Work instructions
Transcribe the full listing exactly, and drop every picture.

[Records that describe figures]
========================================

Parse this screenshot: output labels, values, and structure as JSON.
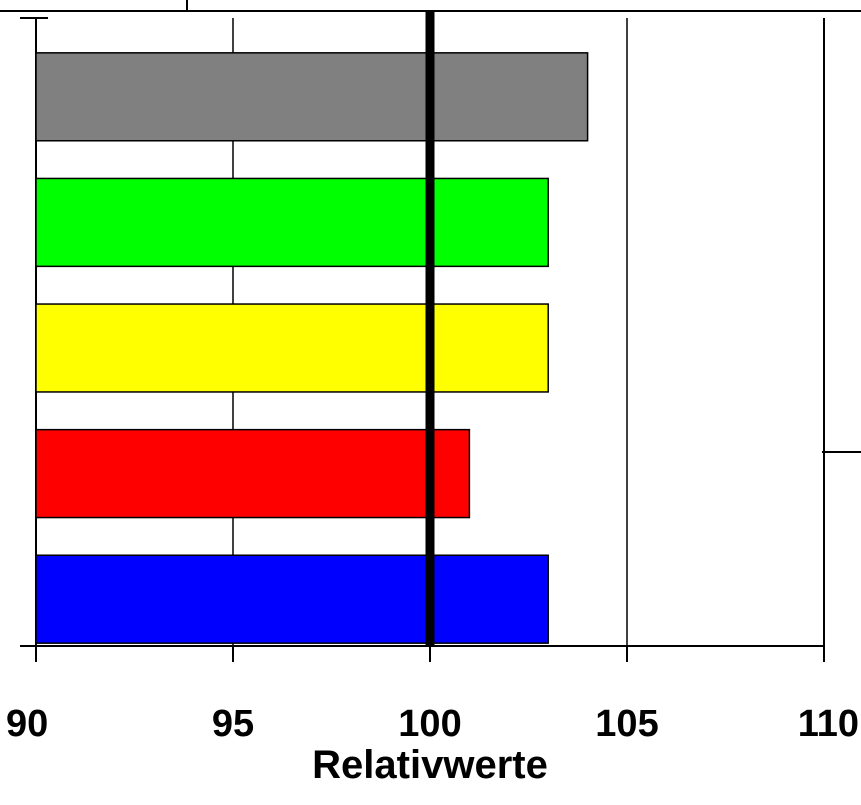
{
  "chart_data": {
    "type": "bar",
    "orientation": "horizontal",
    "title": "",
    "xlabel": "Relativwerte",
    "ylabel": "",
    "xlim": [
      90,
      110
    ],
    "x_ticks": [
      90,
      95,
      100,
      105,
      110
    ],
    "x_tick_labels": [
      "90",
      "95",
      "100",
      "105",
      "110"
    ],
    "grid": "vertical",
    "reference_line": {
      "value": 100,
      "color": "#000000"
    },
    "bars": [
      {
        "value": 104,
        "color": "#808080"
      },
      {
        "value": 103,
        "color": "#00ff00"
      },
      {
        "value": 103,
        "color": "#ffff00"
      },
      {
        "value": 101,
        "color": "#ff0000"
      },
      {
        "value": 103,
        "color": "#0000ff"
      }
    ]
  }
}
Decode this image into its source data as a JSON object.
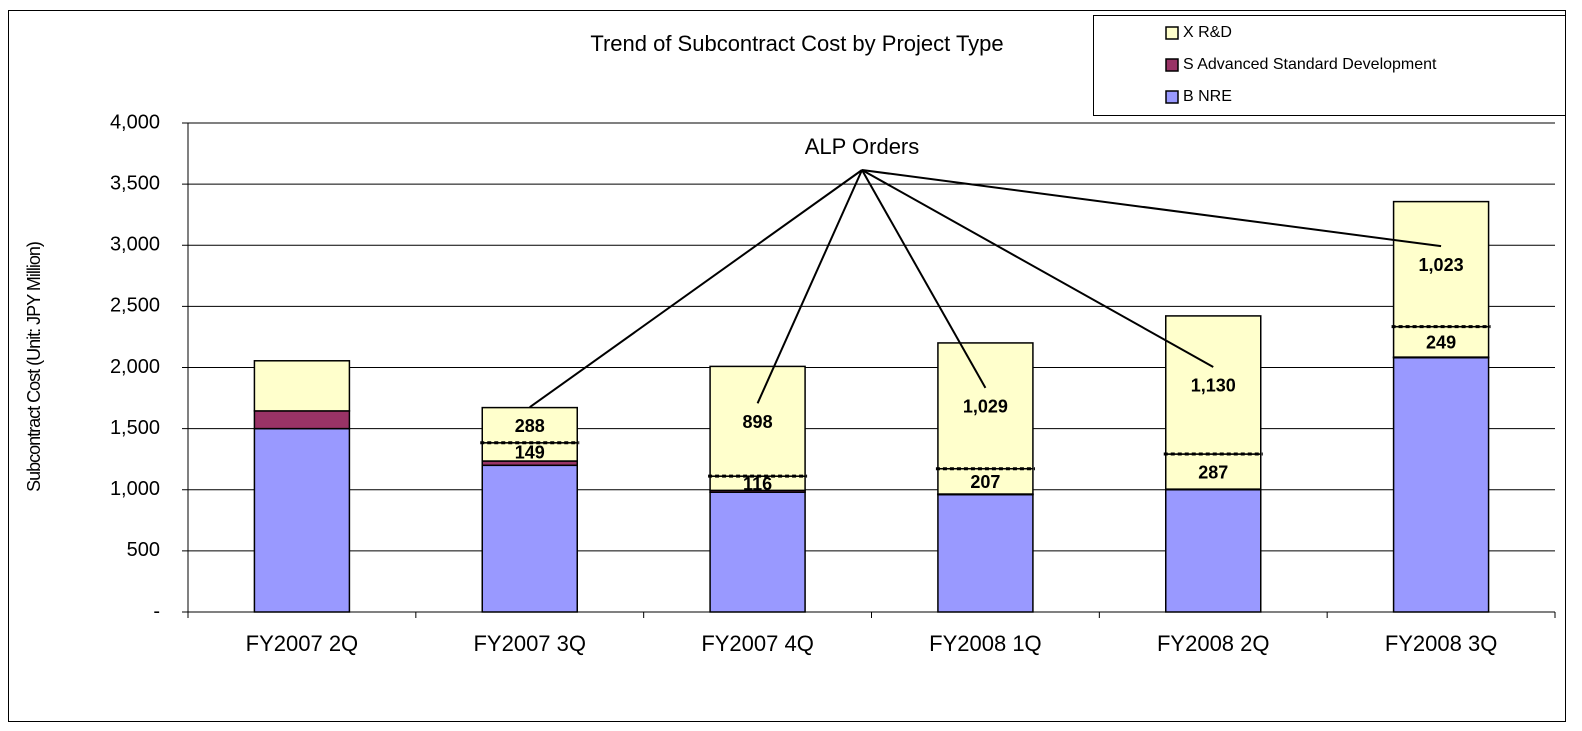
{
  "chart_data": {
    "type": "stacked_bar",
    "title": "Trend of Subcontract Cost by Project Type",
    "y_label": "Subcontract Cost (Unit: JPY Million)",
    "annotation": "ALP Orders",
    "categories": [
      "FY2007 2Q",
      "FY2007 3Q",
      "FY2007 4Q",
      "FY2008 1Q",
      "FY2008 2Q",
      "FY2008 3Q"
    ],
    "series": [
      {
        "name": "B NRE",
        "color": "#9999ff",
        "values": [
          1500,
          1200,
          980,
          960,
          1000,
          2080
        ]
      },
      {
        "name": "S Advanced Standard Development",
        "color": "#993366",
        "values": [
          145,
          35,
          15,
          5,
          5,
          5
        ]
      },
      {
        "name": "X R&D",
        "color": "#ffffcc",
        "values": [
          410,
          149,
          116,
          207,
          287,
          249
        ],
        "alp_values": [
          null,
          288,
          898,
          1029,
          1130,
          1023
        ],
        "value_labels": [
          null,
          "149",
          "116",
          "207",
          "287",
          "249"
        ],
        "alp_value_labels": [
          null,
          "288",
          "898",
          "1,029",
          "1,130",
          "1,023"
        ]
      }
    ],
    "ylim": [
      0,
      4000
    ],
    "yticks": [
      {
        "value": 0,
        "label": "-"
      },
      500,
      {
        "value": 1000,
        "label": "1,000"
      },
      {
        "value": 1500,
        "label": "1,500"
      },
      {
        "value": 2000,
        "label": "2,000"
      },
      {
        "value": 2500,
        "label": "2,500"
      },
      {
        "value": 3000,
        "label": "3,000"
      },
      {
        "value": 3500,
        "label": "3,500"
      },
      {
        "value": 4000,
        "label": "4,000"
      }
    ],
    "grid": true
  }
}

========================================

Exercise output
Parse this screenshot: output labels, values, and structure as JSON.
{
  "chart_data": {
    "type": "bar",
    "orientation": "horizontal",
    "title": "",
    "xlabel": "Relativwerte",
    "ylabel": "",
    "xlim": [
      90,
      110
    ],
    "x_ticks": [
      90,
      95,
      100,
      105,
      110
    ],
    "x_tick_labels": [
      "90",
      "95",
      "100",
      "105",
      "110"
    ],
    "grid": "vertical",
    "reference_line": {
      "value": 100,
      "color": "#000000"
    },
    "bars": [
      {
        "value": 104,
        "color": "#808080"
      },
      {
        "value": 103,
        "color": "#00ff00"
      },
      {
        "value": 103,
        "color": "#ffff00"
      },
      {
        "value": 101,
        "color": "#ff0000"
      },
      {
        "value": 103,
        "color": "#0000ff"
      }
    ]
  }
}
Decode this image into its source data as a JSON object.
{
  "chart_data": {
    "type": "stacked_bar",
    "title": "Trend of Subcontract Cost by Project Type",
    "y_label": "Subcontract Cost (Unit: JPY Million)",
    "annotation": "ALP Orders",
    "categories": [
      "FY2007 2Q",
      "FY2007 3Q",
      "FY2007 4Q",
      "FY2008 1Q",
      "FY2008 2Q",
      "FY2008 3Q"
    ],
    "series": [
      {
        "name": "B NRE",
        "color": "#9999ff",
        "values": [
          1500,
          1200,
          980,
          960,
          1000,
          2080
        ]
      },
      {
        "name": "S Advanced Standard Development",
        "color": "#993366",
        "values": [
          145,
          35,
          15,
          5,
          5,
          5
        ]
      },
      {
        "name": "X R&D",
        "color": "#ffffcc",
        "values": [
          410,
          149,
          116,
          207,
          287,
          249
        ],
        "alp_values": [
          null,
          288,
          898,
          1029,
          1130,
          1023
        ],
        "value_labels": [
          null,
          "149",
          "116",
          "207",
          "287",
          "249"
        ],
        "alp_value_labels": [
          null,
          "288",
          "898",
          "1,029",
          "1,130",
          "1,023"
        ]
      }
    ],
    "ylim": [
      0,
      4000
    ],
    "yticks": [
      {
        "value": 0,
        "label": "-"
      },
      500,
      {
        "value": 1000,
        "label": "1,000"
      },
      {
        "value": 1500,
        "label": "1,500"
      },
      {
        "value": 2000,
        "label": "2,000"
      },
      {
        "value": 2500,
        "label": "2,500"
      },
      {
        "value": 3000,
        "label": "3,000"
      },
      {
        "value": 3500,
        "label": "3,500"
      },
      {
        "value": 4000,
        "label": "4,000"
      }
    ],
    "grid": true
  }
}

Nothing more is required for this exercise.